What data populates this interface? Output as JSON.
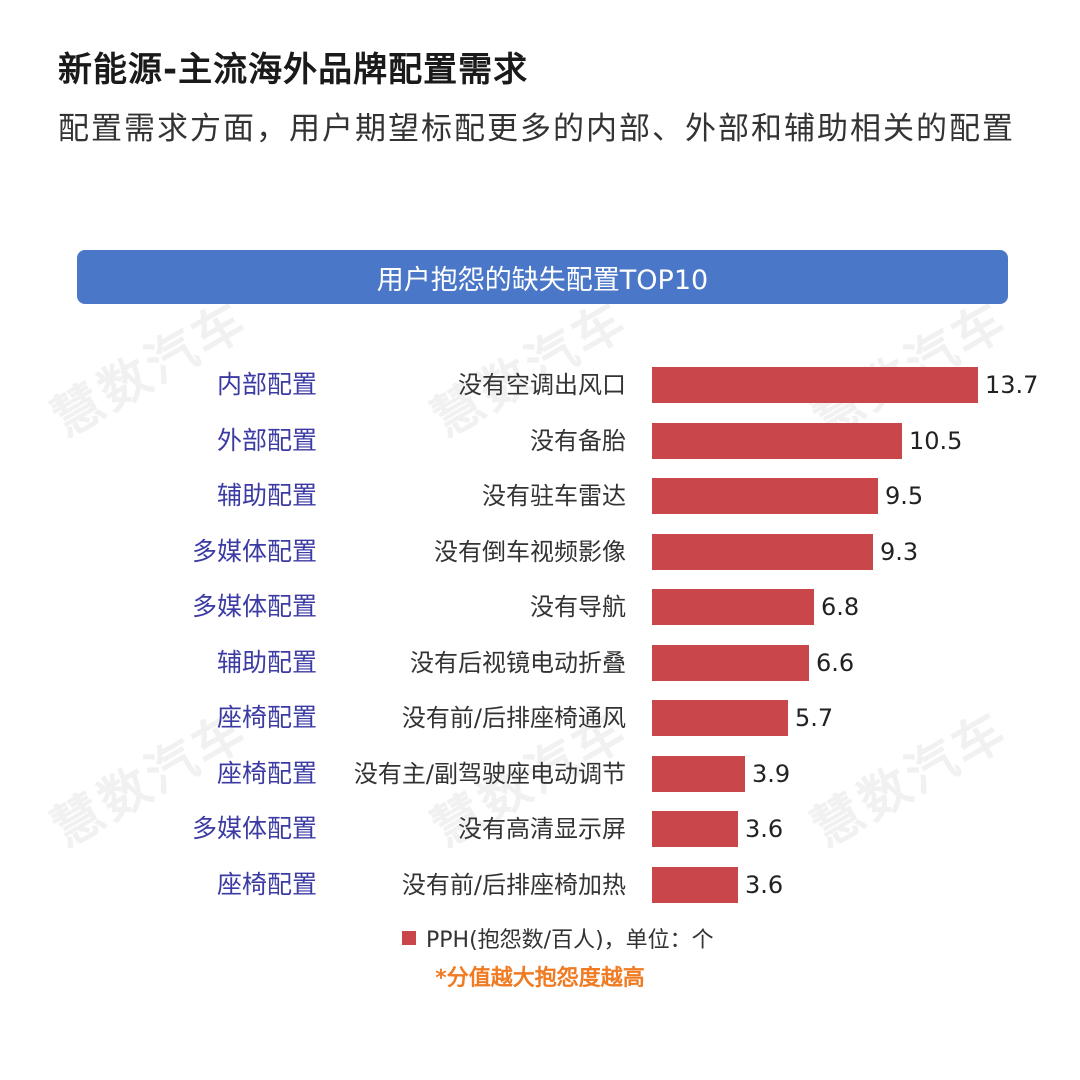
{
  "title": "新能源-主流海外品牌配置需求",
  "subtitle": "配置需求方面，用户期望标配更多的内部、外部和辅助相关的配置",
  "watermark": "慧数汽车",
  "chart_data": {
    "type": "bar",
    "orientation": "horizontal",
    "title": "用户抱怨的缺失配置TOP10",
    "categories": [
      "没有空调出风口",
      "没有备胎",
      "没有驻车雷达",
      "没有倒车视频影像",
      "没有导航",
      "没有后视镜电动折叠",
      "没有前/后排座椅通风",
      "没有主/副驾驶座电动调节",
      "没有高清显示屏",
      "没有前/后排座椅加热"
    ],
    "groups": [
      "内部配置",
      "外部配置",
      "辅助配置",
      "多媒体配置",
      "多媒体配置",
      "辅助配置",
      "座椅配置",
      "座椅配置",
      "多媒体配置",
      "座椅配置"
    ],
    "series": [
      {
        "name": "PPH(抱怨数/百人)，单位：个",
        "values": [
          13.7,
          10.5,
          9.5,
          9.3,
          6.8,
          6.6,
          5.7,
          3.9,
          3.6,
          3.6
        ]
      }
    ],
    "xlim": [
      0,
      13.7
    ],
    "grid": false,
    "legend_position": "bottom",
    "note": "*分值越大抱怨度越高",
    "bar_color": "#c9474a",
    "group_color": "#3b3ba3"
  }
}
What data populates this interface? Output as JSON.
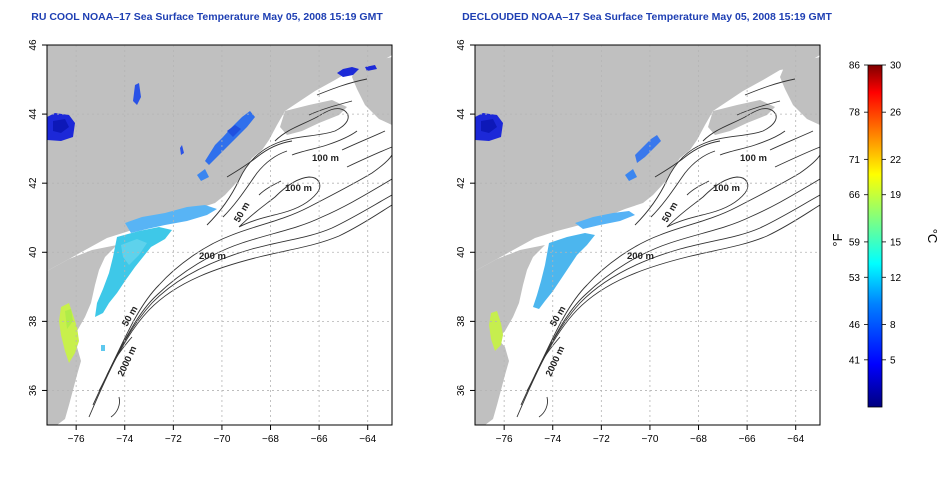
{
  "panels": [
    {
      "title": "RU COOL NOAA–17 Sea Surface Temperature May 05, 2008 15:19 GMT",
      "variant": "cool"
    },
    {
      "title": "DECLOUDED NOAA–17 Sea Surface Temperature May 05, 2008 15:19 GMT",
      "variant": "declouded"
    }
  ],
  "map": {
    "lon_ticks": [
      "−76",
      "−74",
      "−72",
      "−70",
      "−68",
      "−66",
      "−64"
    ],
    "lat_ticks": [
      "46",
      "44",
      "42",
      "40",
      "38",
      "36"
    ],
    "lon_values": [
      -76,
      -74,
      -72,
      -70,
      -68,
      -66,
      -64
    ],
    "lat_values": [
      46,
      44,
      42,
      40,
      38,
      36
    ],
    "lon_range": [
      -77.2,
      -63
    ],
    "lat_range": [
      35,
      46
    ],
    "depth_labels": [
      "100 m",
      "100 m",
      "50 m",
      "200 m",
      "50 m",
      "2000 m"
    ],
    "colors": {
      "land": "#c0c0c0",
      "water": "#ffffff",
      "contour": "#333333",
      "grid": "#b4b4b4",
      "title": "#1e3fb3"
    }
  },
  "colorbar": {
    "fahrenheit_ticks": [
      "86",
      "78",
      "71",
      "66",
      "59",
      "53",
      "46",
      "41"
    ],
    "celsius_ticks": [
      "30",
      "26",
      "22",
      "19",
      "15",
      "12",
      "8",
      "5"
    ],
    "fahrenheit_unit": "°F",
    "celsius_unit": "°C",
    "range_celsius": [
      1,
      30
    ],
    "colors": [
      "#00007f",
      "#0000ff",
      "#0080ff",
      "#00ffff",
      "#80ff80",
      "#ffff00",
      "#ff8000",
      "#ff0000",
      "#7f0000"
    ]
  }
}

• **What you need to do**:
Quote the preceding records in their entirety, excluding every picture.

• **Written answer**:
What data populates this interface? Output as JSON.
{
  "title": "新能源-主流海外品牌配置需求",
  "subtitle": "配置需求方面，用户期望标配更多的内部、外部和辅助相关的配置",
  "watermark": "慧数汽车",
  "chart_data": {
    "type": "bar",
    "orientation": "horizontal",
    "title": "用户抱怨的缺失配置TOP10",
    "categories": [
      "没有空调出风口",
      "没有备胎",
      "没有驻车雷达",
      "没有倒车视频影像",
      "没有导航",
      "没有后视镜电动折叠",
      "没有前/后排座椅通风",
      "没有主/副驾驶座电动调节",
      "没有高清显示屏",
      "没有前/后排座椅加热"
    ],
    "groups": [
      "内部配置",
      "外部配置",
      "辅助配置",
      "多媒体配置",
      "多媒体配置",
      "辅助配置",
      "座椅配置",
      "座椅配置",
      "多媒体配置",
      "座椅配置"
    ],
    "series": [
      {
        "name": "PPH(抱怨数/百人)，单位：个",
        "values": [
          13.7,
          10.5,
          9.5,
          9.3,
          6.8,
          6.6,
          5.7,
          3.9,
          3.6,
          3.6
        ]
      }
    ],
    "xlim": [
      0,
      13.7
    ],
    "grid": false,
    "legend_position": "bottom",
    "note": "*分值越大抱怨度越高",
    "bar_color": "#c9474a",
    "group_color": "#3b3ba3"
  }
}
What data populates this interface? Output as JSON.
{
  "panels": [
    {
      "title": "RU COOL NOAA–17 Sea Surface Temperature May 05, 2008 15:19 GMT",
      "variant": "cool"
    },
    {
      "title": "DECLOUDED NOAA–17 Sea Surface Temperature May 05, 2008 15:19 GMT",
      "variant": "declouded"
    }
  ],
  "map": {
    "lon_ticks": [
      "−76",
      "−74",
      "−72",
      "−70",
      "−68",
      "−66",
      "−64"
    ],
    "lat_ticks": [
      "46",
      "44",
      "42",
      "40",
      "38",
      "36"
    ],
    "lon_values": [
      -76,
      -74,
      -72,
      -70,
      -68,
      -66,
      -64
    ],
    "lat_values": [
      46,
      44,
      42,
      40,
      38,
      36
    ],
    "lon_range": [
      -77.2,
      -63
    ],
    "lat_range": [
      35,
      46
    ],
    "depth_labels": [
      "100 m",
      "100 m",
      "50 m",
      "200 m",
      "50 m",
      "2000 m"
    ],
    "colors": {
      "land": "#c0c0c0",
      "water": "#ffffff",
      "contour": "#333333",
      "grid": "#b4b4b4",
      "title": "#1e3fb3"
    }
  },
  "colorbar": {
    "fahrenheit_ticks": [
      "86",
      "78",
      "71",
      "66",
      "59",
      "53",
      "46",
      "41"
    ],
    "celsius_ticks": [
      "30",
      "26",
      "22",
      "19",
      "15",
      "12",
      "8",
      "5"
    ],
    "fahrenheit_unit": "°F",
    "celsius_unit": "°C",
    "range_celsius": [
      1,
      30
    ],
    "colors": [
      "#00007f",
      "#0000ff",
      "#0080ff",
      "#00ffff",
      "#80ff80",
      "#ffff00",
      "#ff8000",
      "#ff0000",
      "#7f0000"
    ]
  }
}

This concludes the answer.